[ENTRIES SHOWN]
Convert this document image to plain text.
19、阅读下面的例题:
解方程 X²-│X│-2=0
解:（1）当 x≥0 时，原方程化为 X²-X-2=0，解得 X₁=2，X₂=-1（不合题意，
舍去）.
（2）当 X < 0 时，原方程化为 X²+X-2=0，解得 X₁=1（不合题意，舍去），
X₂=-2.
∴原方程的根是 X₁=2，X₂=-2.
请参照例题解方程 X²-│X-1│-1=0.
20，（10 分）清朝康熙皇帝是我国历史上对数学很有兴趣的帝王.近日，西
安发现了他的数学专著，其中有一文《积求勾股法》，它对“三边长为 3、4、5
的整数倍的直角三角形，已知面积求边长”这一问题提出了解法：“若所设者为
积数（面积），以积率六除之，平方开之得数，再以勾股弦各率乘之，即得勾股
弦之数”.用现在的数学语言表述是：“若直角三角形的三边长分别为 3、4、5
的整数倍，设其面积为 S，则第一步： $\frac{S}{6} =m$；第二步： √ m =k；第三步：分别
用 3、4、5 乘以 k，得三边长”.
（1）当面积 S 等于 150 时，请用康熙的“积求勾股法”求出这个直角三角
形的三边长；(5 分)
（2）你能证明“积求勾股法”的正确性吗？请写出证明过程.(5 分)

[EXERCISE AIM] Extract all of the data above without altering anything.

[FINISHED ANSWER]
Convert this document image to plain text.
19、阅读下面的例题:
解方程 X²-│X│-2=0
解:（1）当 x≥0 时，原方程化为 X²-X-2=0，解得 X₁=2，X₂=-1（不合题意，
舍去）.
（2）当 X < 0 时，原方程化为 X²+X-2=0，解得 X₁=1（不合题意，舍去），
X₂=-2.
∴原方程的根是 X₁=2，X₂=-2.
请参照例题解方程 X²-│X-1│-1=0.
20，（10 分）清朝康熙皇帝是我国历史上对数学很有兴趣的帝王.近日，西
安发现了他的数学专著，其中有一文《积求勾股法》，它对“三边长为 3、4、5
的整数倍的直角三角形，已知面积求边长”这一问题提出了解法：“若所设者为
积数（面积），以积率六除之，平方开之得数，再以勾股弦各率乘之，即得勾股
弦之数”.用现在的数学语言表述是：“若直角三角形的三边长分别为 3、4、5
的整数倍，设其面积为 S，则第一步： $\frac{S}{6} =m$；第二步： √ m =k；第三步：分别
用 3、4、5 乘以 k，得三边长”.
（1）当面积 S 等于 150 时，请用康熙的“积求勾股法”求出这个直角三角
形的三边长；(5 分)
（2）你能证明“积求勾股法”的正确性吗？请写出证明过程.(5 分)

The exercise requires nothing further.